### Requirements
Narrow the data below down to the lines containing "roger".

### Records for this task
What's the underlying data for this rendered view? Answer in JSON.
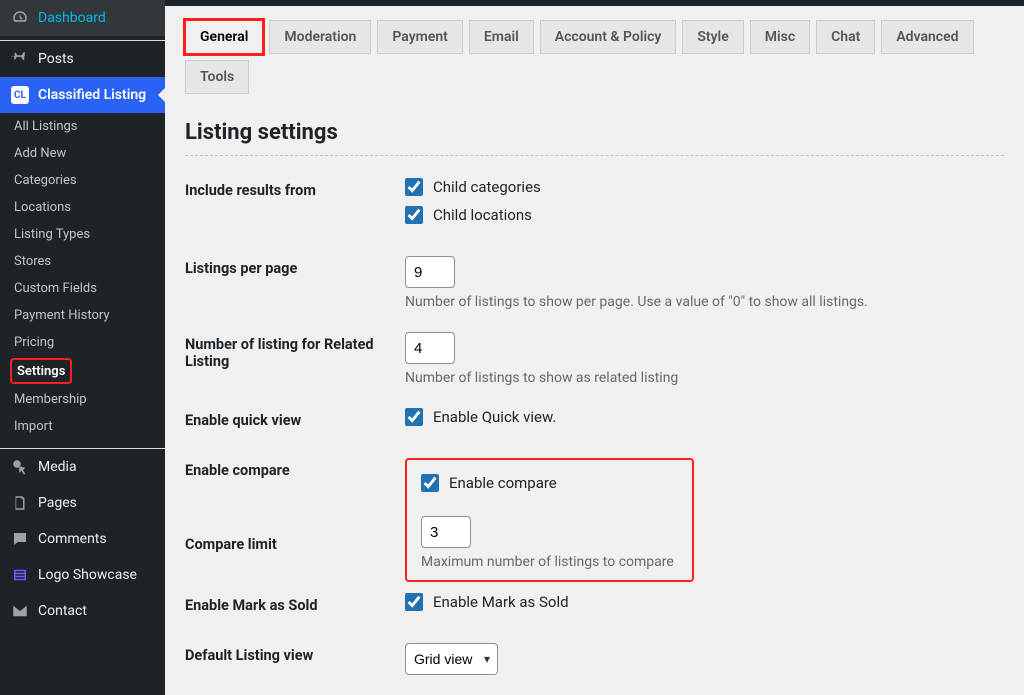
{
  "sidebar": {
    "items": [
      {
        "label": "Dashboard"
      },
      {
        "label": "Posts"
      },
      {
        "label": "Classified Listing"
      }
    ],
    "subitems": [
      {
        "label": "All Listings"
      },
      {
        "label": "Add New"
      },
      {
        "label": "Categories"
      },
      {
        "label": "Locations"
      },
      {
        "label": "Listing Types"
      },
      {
        "label": "Stores"
      },
      {
        "label": "Custom Fields"
      },
      {
        "label": "Payment History"
      },
      {
        "label": "Pricing"
      },
      {
        "label": "Settings"
      },
      {
        "label": "Membership"
      },
      {
        "label": "Import"
      }
    ],
    "items2": [
      {
        "label": "Media"
      },
      {
        "label": "Pages"
      },
      {
        "label": "Comments"
      },
      {
        "label": "Logo Showcase"
      },
      {
        "label": "Contact"
      }
    ]
  },
  "tabs": [
    "General",
    "Moderation",
    "Payment",
    "Email",
    "Account & Policy",
    "Style",
    "Misc",
    "Chat",
    "Advanced",
    "Tools"
  ],
  "title": "Listing settings",
  "fields": {
    "include": {
      "label": "Include results from",
      "childCategories": "Child categories",
      "childLocations": "Child locations"
    },
    "perPage": {
      "label": "Listings per page",
      "value": "9",
      "desc": "Number of listings to show per page. Use a value of \"0\" to show all listings."
    },
    "related": {
      "label": "Number of listing for Related Listing",
      "value": "4",
      "desc": "Number of listings to show as related listing"
    },
    "quickView": {
      "label": "Enable quick view",
      "checkbox": "Enable Quick view."
    },
    "compare": {
      "label": "Enable compare",
      "checkbox": "Enable compare"
    },
    "compareLimit": {
      "label": "Compare limit",
      "value": "3",
      "desc": "Maximum number of listings to compare"
    },
    "markSold": {
      "label": "Enable Mark as Sold",
      "checkbox": "Enable Mark as Sold"
    },
    "defaultView": {
      "label": "Default Listing view",
      "value": "Grid view"
    }
  }
}
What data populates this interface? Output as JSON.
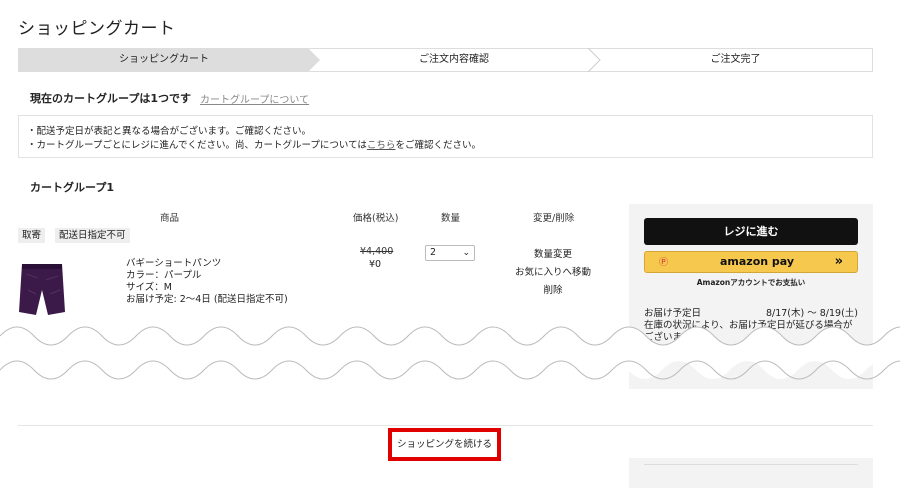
{
  "header": {
    "title": "ショッピングカート"
  },
  "steps": [
    {
      "label": "ショッピングカート",
      "active": true
    },
    {
      "label": "ご注文内容確認",
      "active": false
    },
    {
      "label": "ご注文完了",
      "active": false
    }
  ],
  "cart_group_summary": {
    "count_text": "現在のカートグループは1つです",
    "about_link": "カートグループについて"
  },
  "notice": {
    "line1": "・配送予定日が表記と異なる場合がございます。ご確認ください。",
    "line2_prefix": "・カートグループごとにレジに進んでください。尚、カートグループについては",
    "line2_link": "こちら",
    "line2_suffix": "をご確認ください。"
  },
  "group": {
    "heading": "カートグループ1",
    "columns": {
      "product": "商品",
      "price": "価格(税込)",
      "qty": "数量",
      "change": "変更/削除"
    },
    "tags": [
      "取寄",
      "配送日指定不可"
    ],
    "item": {
      "name": "バギーショートパンツ",
      "color": "カラー：パープル",
      "size": "サイズ：M",
      "delivery": "お届け予定: 2〜4日 (配送日指定不可)",
      "price_original": "¥4,400",
      "price_current": "¥0",
      "quantity": "2",
      "actions": [
        "数量変更",
        "お気に入りへ移動",
        "削除"
      ]
    }
  },
  "sidebar": {
    "checkout_label": "レジに進む",
    "amazon_pay_label": "amazon pay",
    "amazon_pay_icon": "amazon-coin-icon",
    "amazon_note": "Amazonアカウントでお支払い",
    "delivery_label": "お届け予定日",
    "delivery_range": "8/17(木) 〜 8/19(土)",
    "delivery_note": "在庫の状況により、お届け予定日が延びる場合がございます"
  },
  "footer": {
    "continue_label": "ショッピングを続ける"
  },
  "colors": {
    "highlight": "#e10000",
    "amazon_yellow": "#f6c84e",
    "checkout_black": "#111111",
    "product_purple": "#3b1a4a"
  }
}
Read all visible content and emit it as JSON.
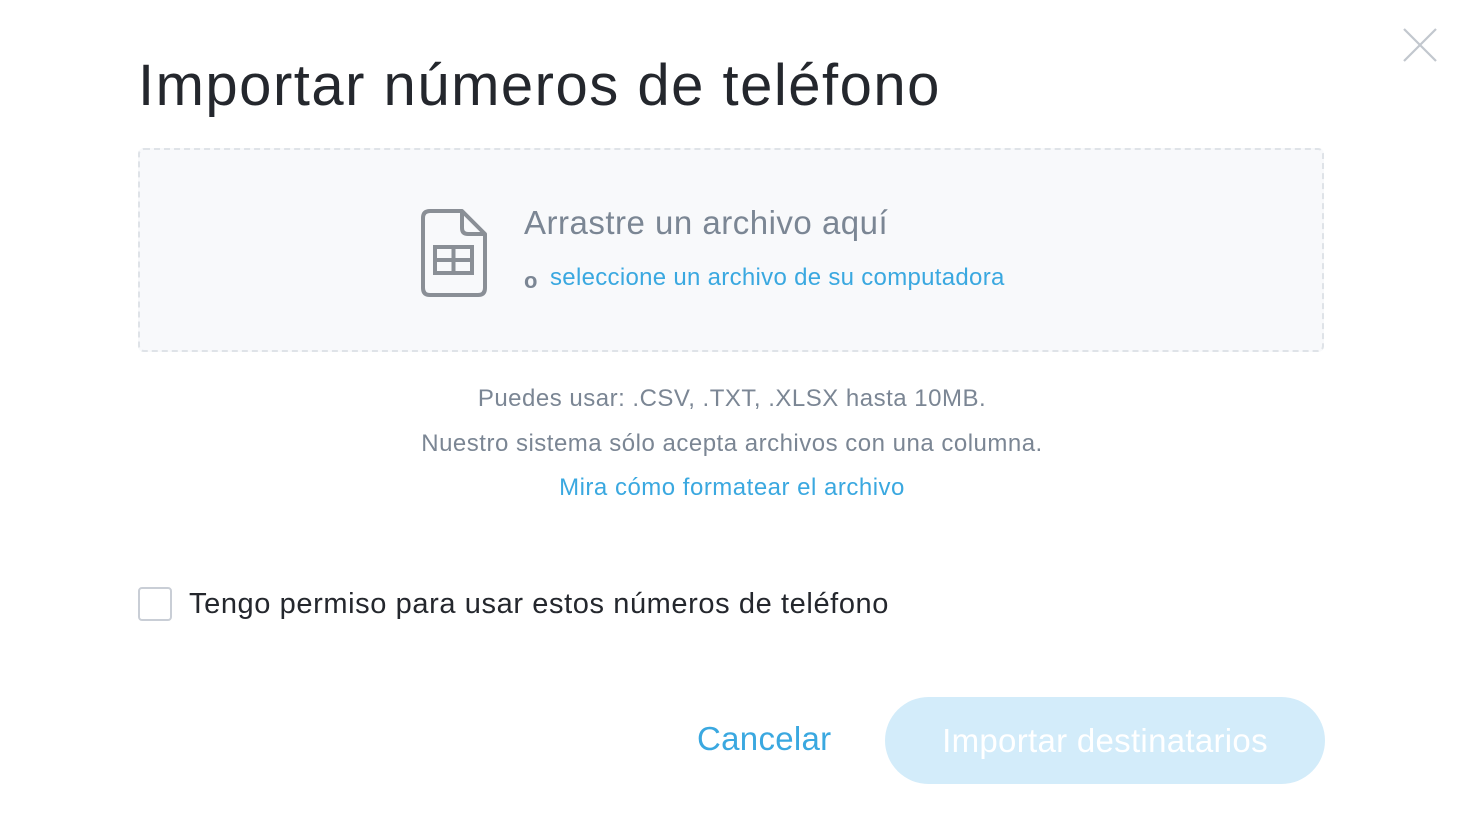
{
  "dialog": {
    "title": "Importar números de teléfono",
    "close_icon": "close-icon"
  },
  "dropzone": {
    "icon": "spreadsheet-file-icon",
    "title": "Arrastre un archivo aquí",
    "or_text": "o",
    "select_link": "seleccione un archivo de su computadora"
  },
  "info": {
    "formats": "Puedes usar: .CSV, .TXT, .XLSX hasta 10MB.",
    "columns": "Nuestro sistema sólo acepta archivos con una columna.",
    "format_link": "Mira cómo formatear el archivo"
  },
  "permission": {
    "checked": false,
    "label": "Tengo permiso para usar estos números de teléfono"
  },
  "actions": {
    "cancel_label": "Cancelar",
    "import_label": "Importar destinatarios",
    "import_enabled": false
  },
  "colors": {
    "accent": "#3aa8e0",
    "disabled_button": "#d3ecfa",
    "muted_text": "#7b8694",
    "title_text": "#24272d"
  }
}
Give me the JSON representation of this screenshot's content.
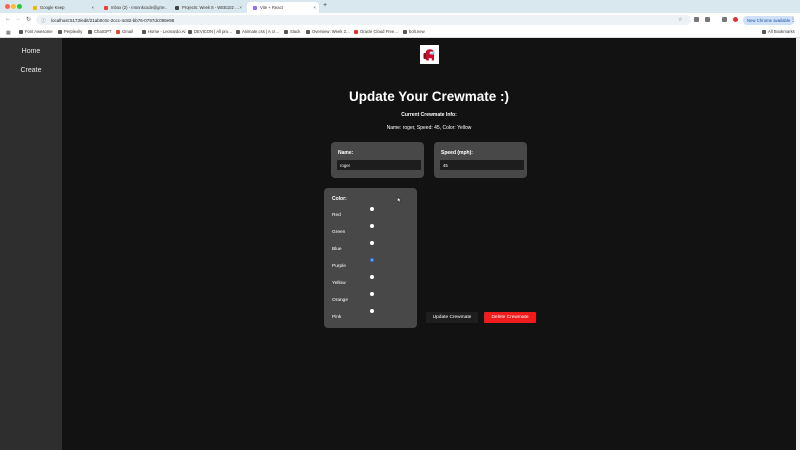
{
  "browser": {
    "tabs": [
      {
        "label": "Google Keep",
        "active": false
      },
      {
        "label": "Inbox (2) - mnnnkcode@gm…",
        "active": false
      },
      {
        "label": "Projects: Week 8 - WEB102 …",
        "active": false
      },
      {
        "label": "Vite + React",
        "active": true
      }
    ],
    "url": "localhost:5173/edit/21ab0c0c-2ccc-4c82-bb76-0797dc098e98",
    "new_chrome_label": "New Chrome available",
    "bookmarks": [
      "Font Awesome",
      "Perplexity",
      "ChatGPT",
      "Gmail",
      "Home - Leonardo.Ai",
      "DEVICON | All pro…",
      "Animate.css | A cr…",
      "Slack",
      "Overview: Week 2…",
      "Oracle Cloud Free…",
      "bolt.new"
    ],
    "all_bookmarks_label": "All Bookmarks"
  },
  "sidebar": {
    "home_label": "Home",
    "create_label": "Create"
  },
  "page": {
    "title": "Update Your Crewmate :)",
    "info_heading": "Current Crewmate Info:",
    "info_text": "Name: roger, Speed: 45, Color: Yellow"
  },
  "form": {
    "name_label": "Name:",
    "name_value": "roger",
    "speed_label": "Speed (mph):",
    "speed_value": "45",
    "color_label": "Color:",
    "colors": [
      "Red",
      "Green",
      "Blue",
      "Purple",
      "Yellow",
      "Orange",
      "Pink"
    ],
    "checked_index": 3
  },
  "actions": {
    "update_label": "Update Crewmate",
    "delete_label": "Delete Crewmate"
  },
  "colors": {
    "sidebar_bg": "#2e2e2e",
    "main_bg": "#121212",
    "card_bg": "#484848",
    "delete_red": "#f01c1c",
    "crewmate_red": "#c8102e"
  }
}
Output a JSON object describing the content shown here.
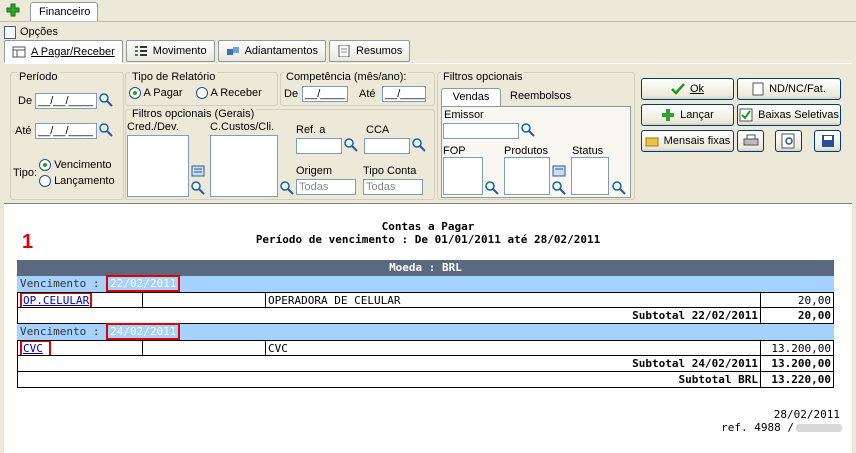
{
  "top": {
    "tab": "Financeiro",
    "opcoes": "Opções"
  },
  "tabs": [
    {
      "label": "A Pagar/Receber",
      "icon": "document-table-icon"
    },
    {
      "label": "Movimento",
      "icon": "list-icon"
    },
    {
      "label": "Adiantamentos",
      "icon": "cubes-icon"
    },
    {
      "label": "Resumos",
      "icon": "document-icon"
    }
  ],
  "periodo": {
    "title": "Período",
    "de": "De",
    "ate": "Até",
    "date_value": "__/__/____",
    "tipo": "Tipo:",
    "opt1": "Vencimento",
    "opt2": "Lançamento"
  },
  "tipo_rel": {
    "title": "Tipo de Relatório",
    "opt1": "A Pagar",
    "opt2": "A Receber"
  },
  "competencia": {
    "title": "Competência (mês/ano):",
    "de": "De",
    "ate": "Até",
    "value": "__/____"
  },
  "gerais": {
    "title": "Filtros opcionais (Gerais)",
    "cred": "Cred./Dev.",
    "ccustos": "C.Custos/Cli.",
    "ref": "Ref. a",
    "cca": "CCA",
    "origem": "Origem",
    "tipo_conta": "Tipo Conta",
    "todas": "Todas"
  },
  "opcionais": {
    "title": "Filtros opcionais",
    "tab1": "Vendas",
    "tab2": "Reembolsos",
    "emissor": "Emissor",
    "fop": "FOP",
    "produtos": "Produtos",
    "status": "Status"
  },
  "buttons": {
    "ok": "Ok",
    "nd": "ND/NC/Fat.",
    "lancar": "Lançar",
    "baixas": "Baixas Seletivas",
    "mensais": "Mensais fixas"
  },
  "report": {
    "title": "Contas a Pagar",
    "subtitle": "Período de vencimento : De 01/01/2011 até 28/02/2011",
    "marker": "1",
    "moeda": "Moeda : BRL",
    "venc_label": "Vencimento :",
    "groups": [
      {
        "date": "22/02/2011",
        "code": "OP.CELULAR",
        "desc": "OPERADORA DE CELULAR",
        "value": "20,00",
        "subtotal_label": "Subtotal 22/02/2011",
        "subtotal": "20,00"
      },
      {
        "date": "24/02/2011",
        "code": "CVC",
        "desc": "CVC",
        "value": "13.200,00",
        "subtotal_label": "Subtotal 24/02/2011",
        "subtotal": "13.200,00"
      }
    ],
    "total_label": "Subtotal BRL",
    "total": "13.220,00",
    "footer_date": "28/02/2011",
    "footer_ref": "ref. 4988 /"
  },
  "colors": {
    "accent_red": "#e00000",
    "header_bar": "#5a6980",
    "venc_bar": "#a6d2ff"
  }
}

### Result
    "info_text": "Name: roger, Speed: 45, Color: Yellow"
    "name_value": "roger",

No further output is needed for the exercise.